___ Data to use

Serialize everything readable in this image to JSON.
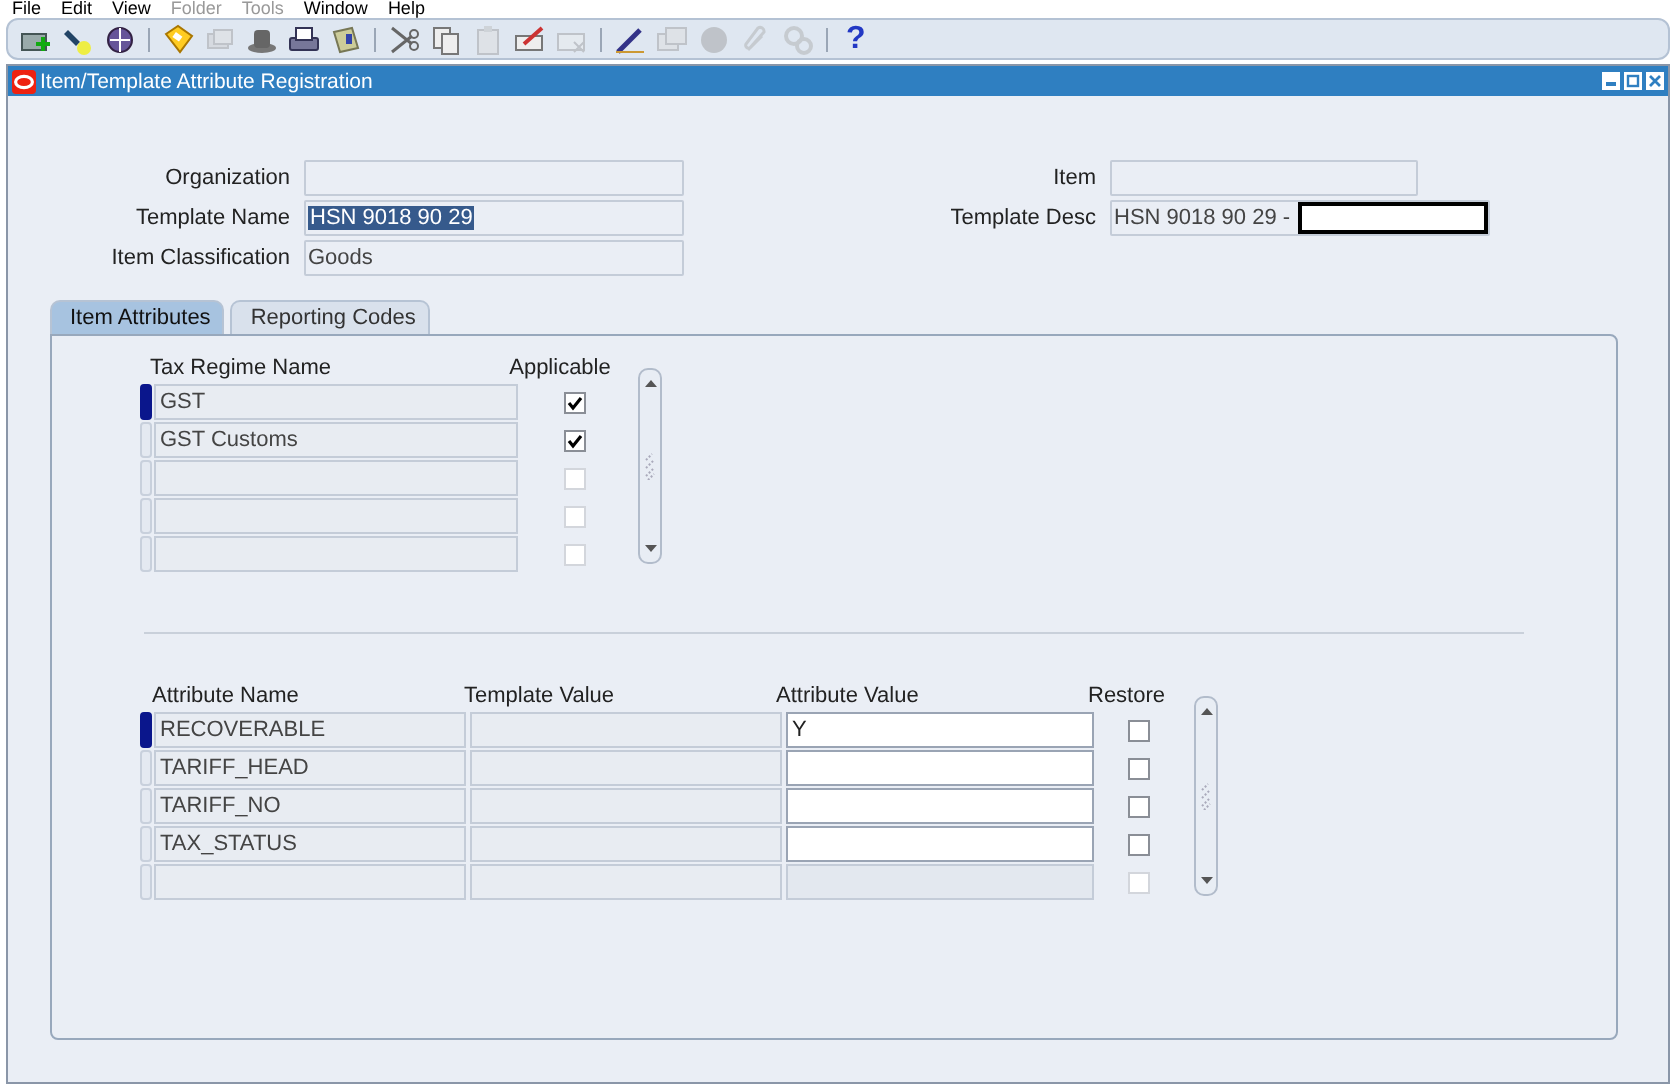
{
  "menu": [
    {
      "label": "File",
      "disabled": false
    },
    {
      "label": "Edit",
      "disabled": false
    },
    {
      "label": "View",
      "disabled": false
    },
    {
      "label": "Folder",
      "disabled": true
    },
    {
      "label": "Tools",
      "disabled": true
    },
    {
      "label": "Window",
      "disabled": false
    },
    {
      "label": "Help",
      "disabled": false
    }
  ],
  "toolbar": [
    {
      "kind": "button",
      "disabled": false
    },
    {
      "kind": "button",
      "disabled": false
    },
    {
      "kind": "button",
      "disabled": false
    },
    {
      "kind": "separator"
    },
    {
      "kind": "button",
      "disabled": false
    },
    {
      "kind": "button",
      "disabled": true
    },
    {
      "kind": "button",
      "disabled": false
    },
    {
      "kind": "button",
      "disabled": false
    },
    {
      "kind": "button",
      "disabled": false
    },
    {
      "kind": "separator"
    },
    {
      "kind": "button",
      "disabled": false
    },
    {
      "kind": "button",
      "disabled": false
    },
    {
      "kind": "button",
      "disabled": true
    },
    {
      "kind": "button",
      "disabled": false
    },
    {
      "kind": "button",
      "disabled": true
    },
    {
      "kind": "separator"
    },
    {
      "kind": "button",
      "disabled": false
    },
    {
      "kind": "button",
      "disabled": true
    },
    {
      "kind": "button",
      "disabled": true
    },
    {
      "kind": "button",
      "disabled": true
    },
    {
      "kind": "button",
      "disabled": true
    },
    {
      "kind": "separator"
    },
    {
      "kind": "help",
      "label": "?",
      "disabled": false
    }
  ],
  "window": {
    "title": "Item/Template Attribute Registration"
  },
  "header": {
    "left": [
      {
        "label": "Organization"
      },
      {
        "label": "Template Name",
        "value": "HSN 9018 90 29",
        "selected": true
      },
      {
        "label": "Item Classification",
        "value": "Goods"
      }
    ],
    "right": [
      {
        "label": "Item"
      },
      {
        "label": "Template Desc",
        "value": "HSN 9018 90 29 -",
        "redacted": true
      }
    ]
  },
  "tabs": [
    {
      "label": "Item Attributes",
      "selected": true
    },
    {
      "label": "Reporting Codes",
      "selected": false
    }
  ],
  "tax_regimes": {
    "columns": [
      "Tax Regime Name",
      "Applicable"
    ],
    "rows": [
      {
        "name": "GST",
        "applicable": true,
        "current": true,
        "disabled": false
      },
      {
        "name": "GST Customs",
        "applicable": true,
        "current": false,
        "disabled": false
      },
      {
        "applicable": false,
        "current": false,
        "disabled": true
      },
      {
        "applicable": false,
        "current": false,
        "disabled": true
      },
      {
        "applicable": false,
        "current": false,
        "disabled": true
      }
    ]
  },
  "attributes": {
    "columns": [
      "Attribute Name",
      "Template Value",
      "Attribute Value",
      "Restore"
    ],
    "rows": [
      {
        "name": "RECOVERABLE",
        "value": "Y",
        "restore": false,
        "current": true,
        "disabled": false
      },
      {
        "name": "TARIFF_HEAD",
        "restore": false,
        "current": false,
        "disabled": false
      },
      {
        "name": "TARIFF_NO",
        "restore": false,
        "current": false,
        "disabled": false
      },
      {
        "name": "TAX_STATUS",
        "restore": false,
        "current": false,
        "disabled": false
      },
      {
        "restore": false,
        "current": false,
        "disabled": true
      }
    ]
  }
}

______
___ Data to use

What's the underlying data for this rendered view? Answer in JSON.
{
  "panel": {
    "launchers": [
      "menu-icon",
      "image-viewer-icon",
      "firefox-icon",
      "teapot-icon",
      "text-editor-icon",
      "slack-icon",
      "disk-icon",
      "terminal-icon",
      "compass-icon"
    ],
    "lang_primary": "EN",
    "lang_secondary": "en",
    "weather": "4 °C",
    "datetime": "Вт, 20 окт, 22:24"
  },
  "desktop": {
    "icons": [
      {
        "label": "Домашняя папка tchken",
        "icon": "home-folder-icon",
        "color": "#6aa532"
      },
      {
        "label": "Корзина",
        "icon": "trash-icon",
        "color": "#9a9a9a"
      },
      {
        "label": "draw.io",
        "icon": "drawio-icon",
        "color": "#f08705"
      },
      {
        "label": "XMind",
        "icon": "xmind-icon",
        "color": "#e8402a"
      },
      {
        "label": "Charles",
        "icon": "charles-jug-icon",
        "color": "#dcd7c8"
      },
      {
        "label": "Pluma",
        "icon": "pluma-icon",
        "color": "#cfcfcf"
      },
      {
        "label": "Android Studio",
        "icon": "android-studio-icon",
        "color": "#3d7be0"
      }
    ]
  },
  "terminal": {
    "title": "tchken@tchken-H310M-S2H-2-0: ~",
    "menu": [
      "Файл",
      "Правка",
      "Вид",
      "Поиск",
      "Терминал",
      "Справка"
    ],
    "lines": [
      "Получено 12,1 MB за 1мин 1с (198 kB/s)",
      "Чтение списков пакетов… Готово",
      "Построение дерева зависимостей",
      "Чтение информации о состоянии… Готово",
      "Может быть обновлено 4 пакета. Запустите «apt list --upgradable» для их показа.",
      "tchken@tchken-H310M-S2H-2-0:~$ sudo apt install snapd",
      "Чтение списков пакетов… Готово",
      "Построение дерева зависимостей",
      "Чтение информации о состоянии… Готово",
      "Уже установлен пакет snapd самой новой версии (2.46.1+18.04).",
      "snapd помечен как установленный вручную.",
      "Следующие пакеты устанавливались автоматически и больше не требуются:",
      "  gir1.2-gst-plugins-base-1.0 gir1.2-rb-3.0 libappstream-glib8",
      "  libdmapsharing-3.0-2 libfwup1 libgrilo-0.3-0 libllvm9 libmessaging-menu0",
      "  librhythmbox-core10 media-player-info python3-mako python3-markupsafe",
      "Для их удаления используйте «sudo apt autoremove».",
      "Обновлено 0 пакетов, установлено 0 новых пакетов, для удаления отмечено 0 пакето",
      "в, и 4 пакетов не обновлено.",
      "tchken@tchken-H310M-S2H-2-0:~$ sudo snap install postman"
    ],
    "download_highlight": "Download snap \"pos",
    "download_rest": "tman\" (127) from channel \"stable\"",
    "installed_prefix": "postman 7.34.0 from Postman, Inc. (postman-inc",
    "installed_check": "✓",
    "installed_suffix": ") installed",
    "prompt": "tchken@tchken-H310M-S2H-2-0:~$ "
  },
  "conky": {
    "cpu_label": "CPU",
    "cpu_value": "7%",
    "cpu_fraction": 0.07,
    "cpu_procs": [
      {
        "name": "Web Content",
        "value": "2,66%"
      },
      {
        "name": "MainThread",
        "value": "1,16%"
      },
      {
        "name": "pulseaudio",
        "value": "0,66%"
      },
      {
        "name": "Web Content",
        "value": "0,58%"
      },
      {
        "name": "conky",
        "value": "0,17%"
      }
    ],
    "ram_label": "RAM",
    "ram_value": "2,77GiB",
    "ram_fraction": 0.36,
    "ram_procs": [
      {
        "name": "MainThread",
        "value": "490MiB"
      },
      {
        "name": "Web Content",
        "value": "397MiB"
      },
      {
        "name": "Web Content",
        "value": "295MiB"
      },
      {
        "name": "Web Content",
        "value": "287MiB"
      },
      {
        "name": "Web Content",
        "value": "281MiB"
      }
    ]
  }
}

______

### What to work on
In the entries above, find every line holding the word "image" and copy it out.

### Right answer
Serialize everything readable in this image to JSON.
      "image-viewer-icon",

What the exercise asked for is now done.